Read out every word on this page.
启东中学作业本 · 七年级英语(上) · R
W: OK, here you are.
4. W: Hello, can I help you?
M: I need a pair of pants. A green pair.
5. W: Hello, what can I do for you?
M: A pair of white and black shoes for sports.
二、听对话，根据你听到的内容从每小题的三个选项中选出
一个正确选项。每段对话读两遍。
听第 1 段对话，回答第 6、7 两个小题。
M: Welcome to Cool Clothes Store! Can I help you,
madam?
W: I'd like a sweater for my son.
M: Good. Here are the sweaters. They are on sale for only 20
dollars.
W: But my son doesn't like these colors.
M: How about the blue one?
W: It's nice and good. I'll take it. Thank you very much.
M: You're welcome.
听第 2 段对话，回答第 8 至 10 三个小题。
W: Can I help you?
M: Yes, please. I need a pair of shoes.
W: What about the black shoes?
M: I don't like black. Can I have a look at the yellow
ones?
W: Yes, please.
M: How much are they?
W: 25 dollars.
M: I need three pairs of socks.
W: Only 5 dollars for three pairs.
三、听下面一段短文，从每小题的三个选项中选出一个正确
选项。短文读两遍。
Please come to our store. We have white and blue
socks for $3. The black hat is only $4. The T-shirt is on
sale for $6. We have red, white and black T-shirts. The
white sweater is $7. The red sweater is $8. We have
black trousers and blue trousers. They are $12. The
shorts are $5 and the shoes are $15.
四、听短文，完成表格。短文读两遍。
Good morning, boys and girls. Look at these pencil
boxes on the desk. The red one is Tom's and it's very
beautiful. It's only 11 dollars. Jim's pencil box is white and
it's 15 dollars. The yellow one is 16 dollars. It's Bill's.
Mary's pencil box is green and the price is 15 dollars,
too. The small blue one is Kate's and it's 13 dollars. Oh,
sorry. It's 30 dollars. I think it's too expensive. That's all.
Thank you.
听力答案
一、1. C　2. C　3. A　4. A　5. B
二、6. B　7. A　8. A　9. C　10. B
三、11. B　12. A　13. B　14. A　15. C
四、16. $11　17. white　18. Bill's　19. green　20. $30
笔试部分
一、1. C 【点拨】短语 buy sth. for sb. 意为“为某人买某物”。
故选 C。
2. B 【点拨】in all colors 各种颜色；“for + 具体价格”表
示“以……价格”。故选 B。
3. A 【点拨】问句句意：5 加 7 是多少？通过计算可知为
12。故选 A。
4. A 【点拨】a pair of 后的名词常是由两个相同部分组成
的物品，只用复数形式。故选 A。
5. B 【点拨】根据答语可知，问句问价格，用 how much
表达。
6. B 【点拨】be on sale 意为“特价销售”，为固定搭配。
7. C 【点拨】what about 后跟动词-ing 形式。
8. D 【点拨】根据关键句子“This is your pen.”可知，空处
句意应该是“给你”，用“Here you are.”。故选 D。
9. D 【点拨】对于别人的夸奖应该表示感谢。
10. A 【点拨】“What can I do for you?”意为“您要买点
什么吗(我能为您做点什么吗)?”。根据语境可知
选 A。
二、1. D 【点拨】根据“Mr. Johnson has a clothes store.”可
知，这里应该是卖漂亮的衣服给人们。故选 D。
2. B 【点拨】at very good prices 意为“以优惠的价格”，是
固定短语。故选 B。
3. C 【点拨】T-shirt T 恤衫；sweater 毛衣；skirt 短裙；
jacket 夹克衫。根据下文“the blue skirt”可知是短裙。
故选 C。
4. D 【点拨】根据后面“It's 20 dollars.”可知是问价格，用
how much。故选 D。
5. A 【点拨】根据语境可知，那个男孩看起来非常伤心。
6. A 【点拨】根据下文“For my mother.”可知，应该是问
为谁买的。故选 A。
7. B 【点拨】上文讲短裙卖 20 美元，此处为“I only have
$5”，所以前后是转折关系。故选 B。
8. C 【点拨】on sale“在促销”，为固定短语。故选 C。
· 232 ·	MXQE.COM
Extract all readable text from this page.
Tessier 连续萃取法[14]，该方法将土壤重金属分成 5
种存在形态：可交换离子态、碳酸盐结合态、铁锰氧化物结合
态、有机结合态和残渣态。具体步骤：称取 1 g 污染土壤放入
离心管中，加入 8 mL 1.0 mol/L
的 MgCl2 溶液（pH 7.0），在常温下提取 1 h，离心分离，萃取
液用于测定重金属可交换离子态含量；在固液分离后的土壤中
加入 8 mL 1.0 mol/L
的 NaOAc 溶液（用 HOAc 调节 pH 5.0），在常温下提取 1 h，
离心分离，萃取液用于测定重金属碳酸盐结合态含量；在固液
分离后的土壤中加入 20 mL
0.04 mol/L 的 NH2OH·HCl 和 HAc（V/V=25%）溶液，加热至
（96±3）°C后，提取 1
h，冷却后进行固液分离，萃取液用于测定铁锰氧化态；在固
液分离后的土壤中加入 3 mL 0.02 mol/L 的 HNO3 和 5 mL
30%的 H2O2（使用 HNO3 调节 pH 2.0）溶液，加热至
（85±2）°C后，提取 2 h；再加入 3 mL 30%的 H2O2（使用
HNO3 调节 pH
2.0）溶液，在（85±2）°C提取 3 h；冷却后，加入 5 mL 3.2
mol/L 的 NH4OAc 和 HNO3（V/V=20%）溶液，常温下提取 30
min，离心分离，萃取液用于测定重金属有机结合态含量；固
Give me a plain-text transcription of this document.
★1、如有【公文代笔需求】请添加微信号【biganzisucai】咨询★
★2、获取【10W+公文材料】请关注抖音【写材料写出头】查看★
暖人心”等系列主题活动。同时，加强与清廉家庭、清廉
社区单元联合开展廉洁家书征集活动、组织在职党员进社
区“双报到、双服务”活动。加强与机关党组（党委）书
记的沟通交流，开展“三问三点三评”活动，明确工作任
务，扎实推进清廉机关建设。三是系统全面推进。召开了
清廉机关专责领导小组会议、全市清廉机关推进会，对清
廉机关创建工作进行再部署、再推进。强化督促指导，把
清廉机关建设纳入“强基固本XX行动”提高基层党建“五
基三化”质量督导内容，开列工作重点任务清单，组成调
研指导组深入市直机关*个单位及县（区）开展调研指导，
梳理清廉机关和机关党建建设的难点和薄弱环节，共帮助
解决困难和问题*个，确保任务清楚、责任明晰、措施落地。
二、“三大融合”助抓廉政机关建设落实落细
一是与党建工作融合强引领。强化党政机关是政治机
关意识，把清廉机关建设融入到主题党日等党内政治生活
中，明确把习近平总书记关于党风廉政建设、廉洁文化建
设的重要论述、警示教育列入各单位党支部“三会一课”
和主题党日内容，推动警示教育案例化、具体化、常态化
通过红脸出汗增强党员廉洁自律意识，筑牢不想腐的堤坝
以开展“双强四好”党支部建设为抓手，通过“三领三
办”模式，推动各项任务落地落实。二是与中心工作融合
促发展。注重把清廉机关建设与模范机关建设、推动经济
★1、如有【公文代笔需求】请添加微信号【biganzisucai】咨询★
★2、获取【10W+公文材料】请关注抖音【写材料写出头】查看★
──────────
* Requirement *
Filter the entries and copy out every line with the word "about".

* Result of this task *
M: How about the blue one?
W: What about the black shoes?
7. C 【点拨】what about 后跟动词-ing 形式。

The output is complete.